* **WHAT IS EXPECTED**: Write out each line from the data below that includes the word "afin".
---*---
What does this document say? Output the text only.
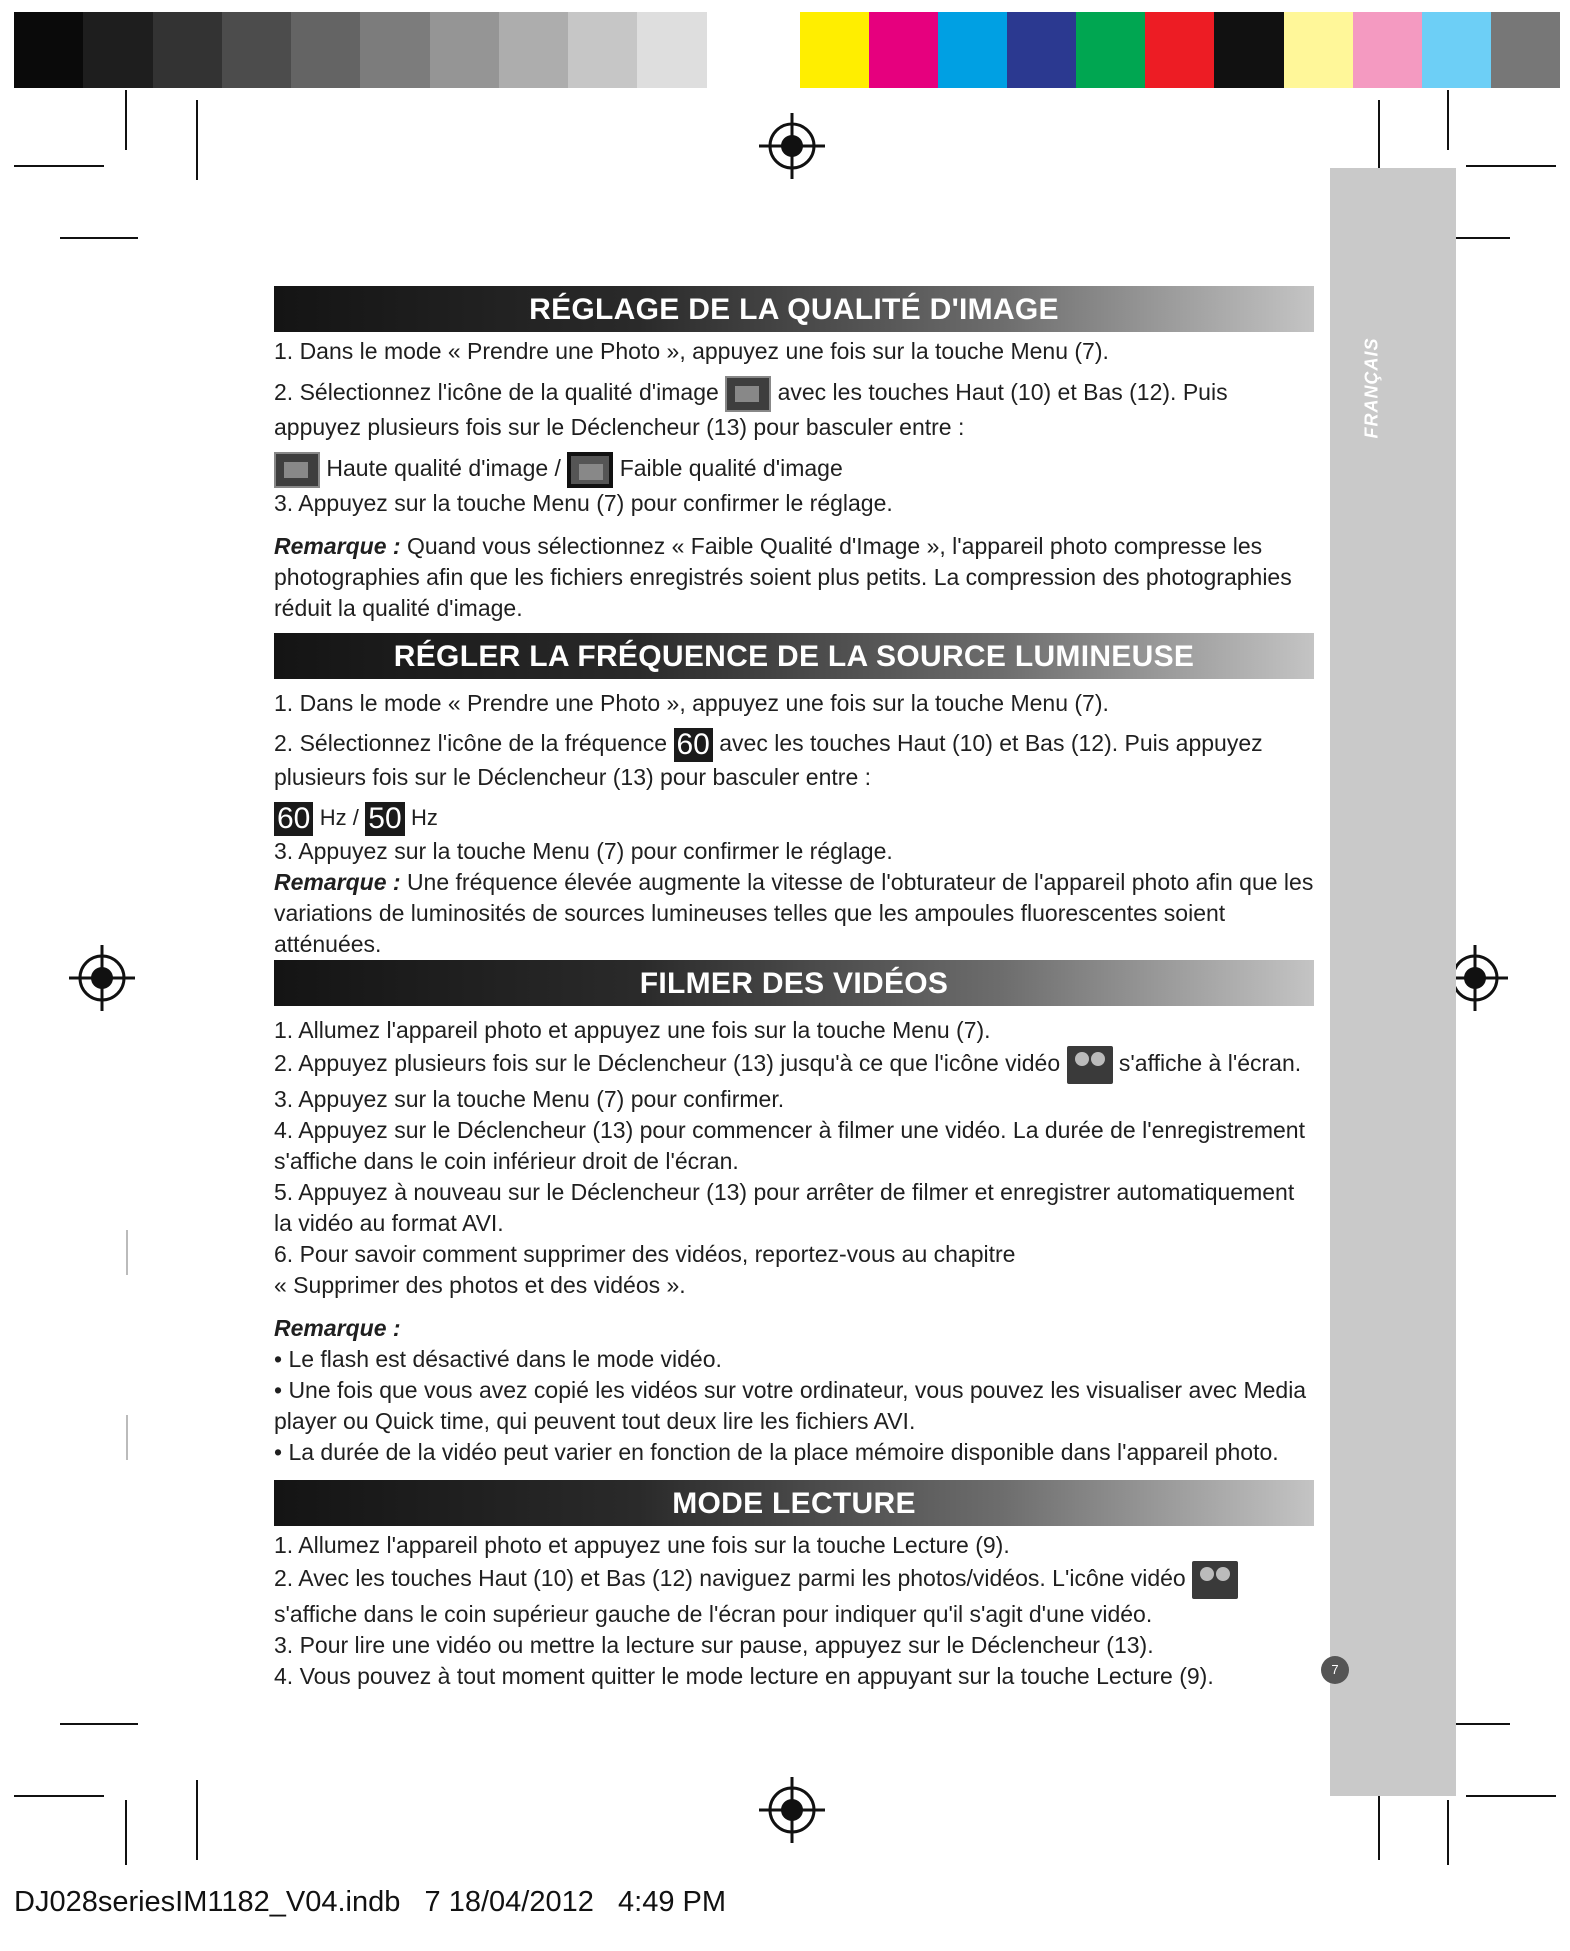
FRANÇAIS
7
RÉGLAGE DE LA QUALITÉ D'IMAGE

1. Dans le mode « Prendre une Photo », appuyez une fois sur la touche Menu (7).

2. Sélectionnez l'icône de la qualité d'image	avec les touches Haut (10) et Bas (12). Puis appuyez plusieurs fois sur le Déclencheur (13) pour basculer entre :

Haute qualité d'image /	Faible qualité d'image

3. Appuyez sur la touche Menu (7) pour confirmer le réglage.

Remarque : Quand vous sélectionnez « Faible Qualité d'Image », l'appareil photo compresse les photographies afin que les fichiers enregistrés soient plus petits. La compression des photographies réduit la qualité d'image.

RÉGLER LA FRÉQUENCE DE LA SOURCE LUMINEUSE

1. Dans le mode « Prendre une Photo », appuyez une fois sur la touche Menu (7).

2. Sélectionnez l'icône de la fréquence 60 avec les touches Haut (10) et Bas (12). Puis appuyez plusieurs fois sur le Déclencheur (13) pour basculer entre :

60 Hz / 50 Hz

3. Appuyez sur la touche Menu (7) pour confirmer le réglage.

Remarque : Une fréquence élevée augmente la vitesse de l'obturateur de l'appareil photo afin que les variations de luminosités de sources lumineuses telles que les ampoules fluorescentes soient atténuées.

FILMER DES VIDÉOS

1. Allumez l'appareil photo et appuyez une fois sur la touche Menu (7).

2. Appuyez plusieurs fois sur le Déclencheur (13) jusqu'à ce que l'icône vidéo	s'affiche à l'écran.

3. Appuyez sur la touche Menu (7) pour confirmer.

4. Appuyez sur le Déclencheur (13) pour commencer à filmer une vidéo. La durée de l'enregistrement s'affiche dans le coin inférieur droit de l'écran.

5. Appuyez à nouveau sur le Déclencheur (13) pour arrêter de filmer et enregistrer automatiquement la vidéo au format AVI.

6. Pour savoir comment supprimer des vidéos, reportez-vous au chapitre

« Supprimer des photos et des vidéos ».

Remarque :

• Le flash est désactivé dans le mode vidéo.

• Une fois que vous avez copié les vidéos sur votre ordinateur, vous pouvez les visualiser avec Media player ou Quick time, qui peuvent tout deux lire les fichiers AVI.

• La durée de la vidéo peut varier en fonction de la place mémoire disponible dans l'appareil photo.

MODE LECTURE

1. Allumez l'appareil photo et appuyez une fois sur la touche Lecture (9).

2. Avec les touches Haut (10) et Bas (12) naviguez parmi les photos/vidéos. L'icône vidéo  s'affiche dans le coin supérieur gauche de l'écran pour indiquer qu'il s'agit d'une vidéo.

3. Pour lire une vidéo ou mettre la lecture sur pause, appuyez sur le Déclencheur (13).

4. Vous pouvez à tout moment quitter le mode lecture en appuyant sur la touche Lecture (9).

DJ028seriesIM1182_V04.indb   7 18/04/2012   4:49 PM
---*---
* **ANSWER TO THE PROBLEM**:
Remarque : Quand vous sélectionnez « Faible Qualité d'Image », l'appareil photo compresse les photographies afin que les fichiers enregistrés soient plus petits. La compression des photographies réduit la qualité d'image.
Remarque : Une fréquence élevée augmente la vitesse de l'obturateur de l'appareil photo afin que les variations de luminosités de sources lumineuses telles que les ampoules fluorescentes soient atténuées.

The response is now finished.